__Work to be completed__
Write out the whole listing again, exactly.

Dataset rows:
####################
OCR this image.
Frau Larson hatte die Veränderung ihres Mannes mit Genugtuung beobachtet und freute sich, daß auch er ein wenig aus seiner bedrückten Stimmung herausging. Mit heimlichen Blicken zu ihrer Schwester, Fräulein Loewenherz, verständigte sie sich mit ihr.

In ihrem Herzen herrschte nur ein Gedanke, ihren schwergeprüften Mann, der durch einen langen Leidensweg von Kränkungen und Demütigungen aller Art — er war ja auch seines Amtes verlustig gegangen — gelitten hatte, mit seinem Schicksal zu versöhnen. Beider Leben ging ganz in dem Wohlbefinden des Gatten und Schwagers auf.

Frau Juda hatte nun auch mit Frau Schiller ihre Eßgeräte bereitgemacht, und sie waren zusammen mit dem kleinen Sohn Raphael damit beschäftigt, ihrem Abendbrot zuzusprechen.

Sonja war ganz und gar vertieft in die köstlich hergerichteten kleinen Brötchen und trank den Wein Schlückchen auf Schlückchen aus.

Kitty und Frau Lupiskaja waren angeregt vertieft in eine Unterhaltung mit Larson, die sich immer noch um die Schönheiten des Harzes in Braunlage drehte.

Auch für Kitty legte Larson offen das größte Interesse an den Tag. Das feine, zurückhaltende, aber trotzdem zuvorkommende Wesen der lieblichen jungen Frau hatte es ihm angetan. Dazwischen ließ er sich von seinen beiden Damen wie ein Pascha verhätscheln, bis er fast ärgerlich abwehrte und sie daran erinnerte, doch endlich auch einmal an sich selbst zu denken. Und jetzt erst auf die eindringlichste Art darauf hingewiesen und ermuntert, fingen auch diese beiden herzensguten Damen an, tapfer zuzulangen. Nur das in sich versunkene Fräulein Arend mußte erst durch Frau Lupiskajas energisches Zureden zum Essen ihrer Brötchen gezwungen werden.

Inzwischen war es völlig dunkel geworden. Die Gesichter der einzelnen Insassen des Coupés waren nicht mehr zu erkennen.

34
####################
__Result of this task__
OCR this image.
Frau Larson hatte die Veränderung ihres Mannes mit Genugtuung beobachtet und freute sich, daß auch er ein wenig aus seiner bedrückten Stimmung herausging. Mit heimlichen Blicken zu ihrer Schwester, Fräulein Loewenherz, verständigte sie sich mit ihr.

In ihrem Herzen herrschte nur ein Gedanke, ihren schwergeprüften Mann, der durch einen langen Leidensweg von Kränkungen und Demütigungen aller Art — er war ja auch seines Amtes verlustig gegangen — gelitten hatte, mit seinem Schicksal zu versöhnen. Beider Leben ging ganz in dem Wohlbefinden des Gatten und Schwagers auf.

Frau Juda hatte nun auch mit Frau Schiller ihre Eßgeräte bereitgemacht, und sie waren zusammen mit dem kleinen Sohn Raphael damit beschäftigt, ihrem Abendbrot zuzusprechen.

Sonja war ganz und gar vertieft in die köstlich hergerichteten kleinen Brötchen und trank den Wein Schlückchen auf Schlückchen aus.

Kitty und Frau Lupiskaja waren angeregt vertieft in eine Unterhaltung mit Larson, die sich immer noch um die Schönheiten des Harzes in Braunlage drehte.

Auch für Kitty legte Larson offen das größte Interesse an den Tag. Das feine, zurückhaltende, aber trotzdem zuvorkommende Wesen der lieblichen jungen Frau hatte es ihm angetan. Dazwischen ließ er sich von seinen beiden Damen wie ein Pascha verhätscheln, bis er fast ärgerlich abwehrte und sie daran erinnerte, doch endlich auch einmal an sich selbst zu denken. Und jetzt erst auf die eindringlichste Art darauf hingewiesen und ermuntert, fingen auch diese beiden herzensguten Damen an, tapfer zuzulangen. Nur das in sich versunkene Fräulein Arend mußte erst durch Frau Lupiskajas energisches Zureden zum Essen ihrer Brötchen gezwungen werden.

Inzwischen war es völlig dunkel geworden. Die Gesichter der einzelnen Insassen des Coupés waren nicht mehr zu erkennen.

34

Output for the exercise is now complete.